### Your instructions
Convert every line of the data below into a numbered list, skipping blank lines and omitting the pictures.

◆ ◆ ◆

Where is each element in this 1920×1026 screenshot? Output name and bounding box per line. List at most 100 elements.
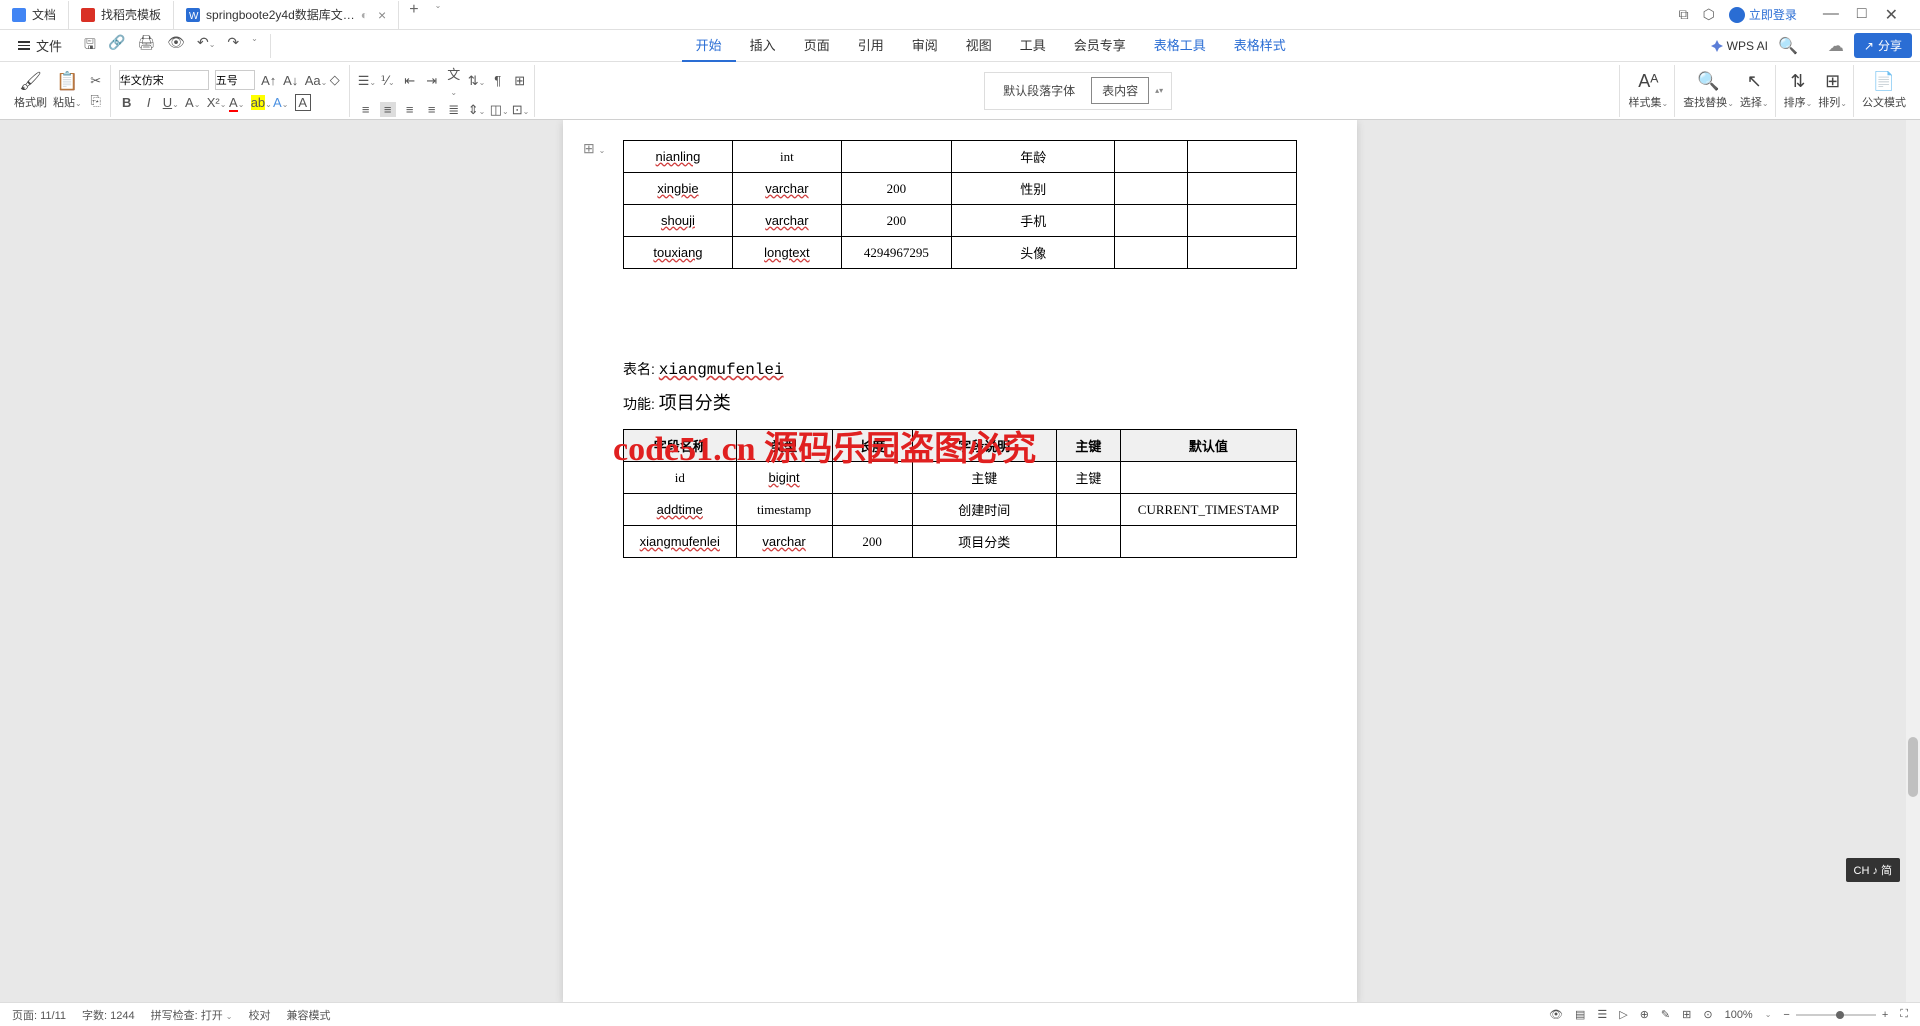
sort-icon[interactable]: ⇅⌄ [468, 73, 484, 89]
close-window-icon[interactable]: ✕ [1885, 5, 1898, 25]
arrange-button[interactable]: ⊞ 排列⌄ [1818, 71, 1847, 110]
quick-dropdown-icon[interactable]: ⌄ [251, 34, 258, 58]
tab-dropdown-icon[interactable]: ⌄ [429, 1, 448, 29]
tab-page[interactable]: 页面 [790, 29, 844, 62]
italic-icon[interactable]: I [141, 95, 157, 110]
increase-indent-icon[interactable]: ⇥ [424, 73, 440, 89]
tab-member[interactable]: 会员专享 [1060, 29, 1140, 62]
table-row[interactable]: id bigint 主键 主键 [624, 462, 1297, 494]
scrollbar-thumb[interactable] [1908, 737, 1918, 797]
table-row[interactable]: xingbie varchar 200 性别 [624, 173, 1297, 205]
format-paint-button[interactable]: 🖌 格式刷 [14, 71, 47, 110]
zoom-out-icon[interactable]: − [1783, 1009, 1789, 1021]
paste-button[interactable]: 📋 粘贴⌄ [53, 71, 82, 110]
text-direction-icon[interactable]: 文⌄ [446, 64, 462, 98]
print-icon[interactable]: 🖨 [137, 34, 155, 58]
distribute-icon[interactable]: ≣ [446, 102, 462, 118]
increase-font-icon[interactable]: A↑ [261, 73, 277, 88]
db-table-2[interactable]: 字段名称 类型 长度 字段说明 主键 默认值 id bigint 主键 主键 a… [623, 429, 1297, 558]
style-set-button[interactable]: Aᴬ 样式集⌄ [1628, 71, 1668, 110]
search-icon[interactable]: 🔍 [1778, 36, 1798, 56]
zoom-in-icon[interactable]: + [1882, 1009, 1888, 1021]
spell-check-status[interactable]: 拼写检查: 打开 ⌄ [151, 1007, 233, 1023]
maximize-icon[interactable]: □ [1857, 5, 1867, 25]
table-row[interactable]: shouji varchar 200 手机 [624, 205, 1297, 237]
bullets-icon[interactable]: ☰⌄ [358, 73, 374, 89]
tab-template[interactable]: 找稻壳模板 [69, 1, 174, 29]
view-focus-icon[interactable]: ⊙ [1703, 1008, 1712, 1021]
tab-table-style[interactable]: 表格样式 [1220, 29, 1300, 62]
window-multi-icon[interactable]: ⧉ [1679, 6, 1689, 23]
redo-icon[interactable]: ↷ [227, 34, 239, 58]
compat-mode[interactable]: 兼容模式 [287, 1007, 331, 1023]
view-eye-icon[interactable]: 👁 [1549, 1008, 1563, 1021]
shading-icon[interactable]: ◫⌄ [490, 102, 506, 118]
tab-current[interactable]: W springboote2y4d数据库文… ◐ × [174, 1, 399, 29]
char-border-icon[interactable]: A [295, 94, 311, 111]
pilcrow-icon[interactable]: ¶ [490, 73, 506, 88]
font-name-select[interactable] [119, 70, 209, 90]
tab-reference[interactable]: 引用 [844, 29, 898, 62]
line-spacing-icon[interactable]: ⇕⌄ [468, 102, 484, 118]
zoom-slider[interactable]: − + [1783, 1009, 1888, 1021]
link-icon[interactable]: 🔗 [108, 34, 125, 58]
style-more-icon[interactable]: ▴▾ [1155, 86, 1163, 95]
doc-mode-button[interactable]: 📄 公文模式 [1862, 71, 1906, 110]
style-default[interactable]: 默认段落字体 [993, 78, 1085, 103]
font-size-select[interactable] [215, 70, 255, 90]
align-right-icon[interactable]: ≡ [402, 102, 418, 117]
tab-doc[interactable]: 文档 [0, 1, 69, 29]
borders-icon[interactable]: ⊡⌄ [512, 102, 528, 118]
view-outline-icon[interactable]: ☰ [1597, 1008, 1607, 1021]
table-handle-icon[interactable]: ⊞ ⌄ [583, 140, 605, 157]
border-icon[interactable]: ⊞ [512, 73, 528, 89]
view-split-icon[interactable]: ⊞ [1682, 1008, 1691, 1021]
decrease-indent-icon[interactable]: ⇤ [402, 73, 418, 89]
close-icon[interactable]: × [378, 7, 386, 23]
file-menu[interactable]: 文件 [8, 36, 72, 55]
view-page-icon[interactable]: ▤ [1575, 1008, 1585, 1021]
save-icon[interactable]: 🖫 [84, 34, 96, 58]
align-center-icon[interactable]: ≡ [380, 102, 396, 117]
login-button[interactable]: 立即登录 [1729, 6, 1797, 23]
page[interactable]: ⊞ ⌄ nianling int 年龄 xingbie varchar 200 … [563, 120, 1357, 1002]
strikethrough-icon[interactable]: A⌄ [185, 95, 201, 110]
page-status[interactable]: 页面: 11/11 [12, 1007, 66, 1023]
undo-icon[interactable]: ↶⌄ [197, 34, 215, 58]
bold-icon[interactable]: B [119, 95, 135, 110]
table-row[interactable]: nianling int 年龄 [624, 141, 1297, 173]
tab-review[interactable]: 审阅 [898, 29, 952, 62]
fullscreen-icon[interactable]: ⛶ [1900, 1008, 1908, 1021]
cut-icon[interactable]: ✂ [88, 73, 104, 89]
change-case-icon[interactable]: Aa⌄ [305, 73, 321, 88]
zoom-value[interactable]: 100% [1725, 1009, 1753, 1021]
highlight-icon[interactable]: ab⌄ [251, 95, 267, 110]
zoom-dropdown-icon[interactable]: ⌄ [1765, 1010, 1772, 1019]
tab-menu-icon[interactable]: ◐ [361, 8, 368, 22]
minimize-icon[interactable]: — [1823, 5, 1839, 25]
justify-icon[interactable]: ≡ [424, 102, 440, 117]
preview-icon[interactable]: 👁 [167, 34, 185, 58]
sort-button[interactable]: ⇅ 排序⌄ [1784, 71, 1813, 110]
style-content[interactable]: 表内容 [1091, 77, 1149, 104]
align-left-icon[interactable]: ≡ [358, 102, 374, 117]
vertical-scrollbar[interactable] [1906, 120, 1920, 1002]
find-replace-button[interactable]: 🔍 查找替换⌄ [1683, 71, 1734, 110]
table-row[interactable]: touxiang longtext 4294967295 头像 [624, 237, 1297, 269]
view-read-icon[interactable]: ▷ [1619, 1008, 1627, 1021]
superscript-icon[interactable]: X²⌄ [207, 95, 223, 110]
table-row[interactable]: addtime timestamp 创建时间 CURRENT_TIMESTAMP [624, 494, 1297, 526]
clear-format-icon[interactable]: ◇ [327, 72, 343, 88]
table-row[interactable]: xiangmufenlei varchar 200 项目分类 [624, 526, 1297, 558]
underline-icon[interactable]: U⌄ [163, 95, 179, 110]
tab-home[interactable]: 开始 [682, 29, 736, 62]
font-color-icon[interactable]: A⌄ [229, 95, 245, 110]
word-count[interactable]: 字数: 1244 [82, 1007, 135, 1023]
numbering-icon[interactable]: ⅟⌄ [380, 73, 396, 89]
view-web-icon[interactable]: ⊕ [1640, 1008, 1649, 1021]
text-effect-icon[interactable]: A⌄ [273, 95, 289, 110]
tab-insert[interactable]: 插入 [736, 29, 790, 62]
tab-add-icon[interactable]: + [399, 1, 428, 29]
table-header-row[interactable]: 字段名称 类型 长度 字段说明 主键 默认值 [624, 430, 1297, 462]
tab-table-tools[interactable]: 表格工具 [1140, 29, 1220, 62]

◆ ◆ ◆

### Answer to this exercise
1. Where is each element in this 1920×1026 screenshot? Output name and bounding box per line. List at most 100 elements.
2. sort-icon[interactable]: ⇅⌄ [468, 73, 484, 89]
3. close-window-icon[interactable]: ✕ [1885, 5, 1898, 25]
4. arrange-button[interactable]: ⊞ 排列⌄ [1818, 71, 1847, 110]
5. quick-dropdown-icon[interactable]: ⌄ [251, 34, 258, 58]
6. tab-dropdown-icon[interactable]: ⌄ [429, 1, 448, 29]
7. tab-page[interactable]: 页面 [790, 29, 844, 62]
8. italic-icon[interactable]: I [141, 95, 157, 110]
9. increase-indent-icon[interactable]: ⇥ [424, 73, 440, 89]
10. tab-member[interactable]: 会员专享 [1060, 29, 1140, 62]
11. table-row[interactable]: id bigint 主键 主键 [624, 462, 1297, 494]
12. scrollbar-thumb[interactable] [1908, 737, 1918, 797]
13. table-row[interactable]: xingbie varchar 200 性别 [624, 173, 1297, 205]
14. format-paint-button[interactable]: 🖌 格式刷 [14, 71, 47, 110]
15. zoom-out-icon[interactable]: − [1783, 1009, 1789, 1021]
16. paste-button[interactable]: 📋 粘贴⌄ [53, 71, 82, 110]
17. text-direction-icon[interactable]: 文⌄ [446, 64, 462, 98]
18. print-icon[interactable]: 🖨 [137, 34, 155, 58]
19. distribute-icon[interactable]: ≣ [446, 102, 462, 118]
20. increase-font-icon[interactable]: A↑ [261, 73, 277, 88]
21. db-table-2[interactable]: 字段名称 类型 长度 字段说明 主键 默认值 id bigint 主键 主键 a… [623, 429, 1297, 558]
22. style-set-button[interactable]: Aᴬ 样式集⌄ [1628, 71, 1668, 110]
23. search-icon[interactable]: 🔍 [1778, 36, 1798, 56]
24. zoom-in-icon[interactable]: + [1882, 1009, 1888, 1021]
25. spell-check-status[interactable]: 拼写检查: 打开 ⌄ [151, 1007, 233, 1023]
26. maximize-icon[interactable]: □ [1857, 5, 1867, 25]
27. table-row[interactable]: shouji varchar 200 手机 [624, 205, 1297, 237]
28. bullets-icon[interactable]: ☰⌄ [358, 73, 374, 89]
29. tab-template[interactable]: 找稻壳模板 [69, 1, 174, 29]
30. view-focus-icon[interactable]: ⊙ [1703, 1008, 1712, 1021]
31. tab-table-style[interactable]: 表格样式 [1220, 29, 1300, 62]
32. window-multi-icon[interactable]: ⧉ [1679, 6, 1689, 23]
33. redo-icon[interactable]: ↷ [227, 34, 239, 58]
34. compat-mode[interactable]: 兼容模式 [287, 1007, 331, 1023]
35. view-eye-icon[interactable]: 👁 [1549, 1008, 1563, 1021]
36. shading-icon[interactable]: ◫⌄ [490, 102, 506, 118]
37. tab-current[interactable]: W springboote2y4d数据库文… ◐ × [174, 1, 399, 29]
38. char-border-icon[interactable]: A [295, 94, 311, 111]
39. pilcrow-icon[interactable]: ¶ [490, 73, 506, 88]
40. font-name-select[interactable] [119, 70, 209, 90]
41. tab-reference[interactable]: 引用 [844, 29, 898, 62]
42. line-spacing-icon[interactable]: ⇕⌄ [468, 102, 484, 118]
43. zoom-slider[interactable]: − + [1783, 1009, 1888, 1021]
44. link-icon[interactable]: 🔗 [108, 34, 125, 58]
45. style-more-icon[interactable]: ▴▾ [1155, 86, 1163, 95]
46. doc-mode-button[interactable]: 📄 公文模式 [1862, 71, 1906, 110]
47. style-default[interactable]: 默认段落字体 [993, 78, 1085, 103]
48. font-size-select[interactable] [215, 70, 255, 90]
49. align-right-icon[interactable]: ≡ [402, 102, 418, 117]
50. tab-doc[interactable]: 文档 [0, 1, 69, 29]
51. borders-icon[interactable]: ⊡⌄ [512, 102, 528, 118]
52. view-outline-icon[interactable]: ☰ [1597, 1008, 1607, 1021]
53. table-handle-icon[interactable]: ⊞ ⌄ [583, 140, 605, 157]
54. border-icon[interactable]: ⊞ [512, 73, 528, 89]
55. view-split-icon[interactable]: ⊞ [1682, 1008, 1691, 1021]
56. decrease-indent-icon[interactable]: ⇤ [402, 73, 418, 89]
57. close-icon[interactable]: × [378, 7, 386, 23]
58. file-menu[interactable]: 文件 [8, 36, 72, 55]
59. view-page-icon[interactable]: ▤ [1575, 1008, 1585, 1021]
60. save-icon[interactable]: 🖫 [84, 34, 96, 58]
61. align-center-icon[interactable]: ≡ [380, 102, 396, 117]
62. login-button[interactable]: 立即登录 [1729, 6, 1797, 23]
63. page[interactable]: ⊞ ⌄ nianling int 年龄 xingbie varchar 200 … [563, 120, 1357, 1002]
64. strikethrough-icon[interactable]: A⌄ [185, 95, 201, 110]
65. page-status[interactable]: 页面: 11/11 [12, 1007, 66, 1023]
66. undo-icon[interactable]: ↶⌄ [197, 34, 215, 58]
67. bold-icon[interactable]: B [119, 95, 135, 110]
68. table-row[interactable]: nianling int 年龄 [624, 141, 1297, 173]
69. tab-review[interactable]: 审阅 [898, 29, 952, 62]
70. fullscreen-icon[interactable]: ⛶ [1900, 1008, 1908, 1021]
71. cut-icon[interactable]: ✂ [88, 73, 104, 89]
72. change-case-icon[interactable]: Aa⌄ [305, 73, 321, 88]
73. zoom-value[interactable]: 100% [1725, 1009, 1753, 1021]
74. highlight-icon[interactable]: ab⌄ [251, 95, 267, 110]
75. zoom-dropdown-icon[interactable]: ⌄ [1765, 1010, 1772, 1019]
76. tab-menu-icon[interactable]: ◐ [361, 8, 368, 22]
77. minimize-icon[interactable]: — [1823, 5, 1839, 25]
78. justify-icon[interactable]: ≡ [424, 102, 440, 117]
79. preview-icon[interactable]: 👁 [167, 34, 185, 58]
80. sort-button[interactable]: ⇅ 排序⌄ [1784, 71, 1813, 110]
81. style-content[interactable]: 表内容 [1091, 77, 1149, 104]
82. align-left-icon[interactable]: ≡ [358, 102, 374, 117]
83. vertical-scrollbar[interactable] [1906, 120, 1920, 1002]
84. find-replace-button[interactable]: 🔍 查找替换⌄ [1683, 71, 1734, 110]
85. table-row[interactable]: touxiang longtext 4294967295 头像 [624, 237, 1297, 269]
86. view-read-icon[interactable]: ▷ [1619, 1008, 1627, 1021]
87. superscript-icon[interactable]: X²⌄ [207, 95, 223, 110]
88. table-row[interactable]: addtime timestamp 创建时间 CURRENT_TIMESTAMP [624, 494, 1297, 526]
89. clear-format-icon[interactable]: ◇ [327, 72, 343, 88]
90. table-row[interactable]: xiangmufenlei varchar 200 项目分类 [624, 526, 1297, 558]
91. underline-icon[interactable]: U⌄ [163, 95, 179, 110]
92. tab-home[interactable]: 开始 [682, 29, 736, 62]
93. font-color-icon[interactable]: A⌄ [229, 95, 245, 110]
94. word-count[interactable]: 字数: 1244 [82, 1007, 135, 1023]
95. numbering-icon[interactable]: ⅟⌄ [380, 73, 396, 89]
96. view-web-icon[interactable]: ⊕ [1640, 1008, 1649, 1021]
97. text-effect-icon[interactable]: A⌄ [273, 95, 289, 110]
98. tab-insert[interactable]: 插入 [736, 29, 790, 62]
99. tab-add-icon[interactable]: + [399, 1, 428, 29]
100. table-header-row[interactable]: 字段名称 类型 长度 字段说明 主键 默认值 [624, 430, 1297, 462]
101. tab-table-tools[interactable]: 表格工具 [1140, 29, 1220, 62]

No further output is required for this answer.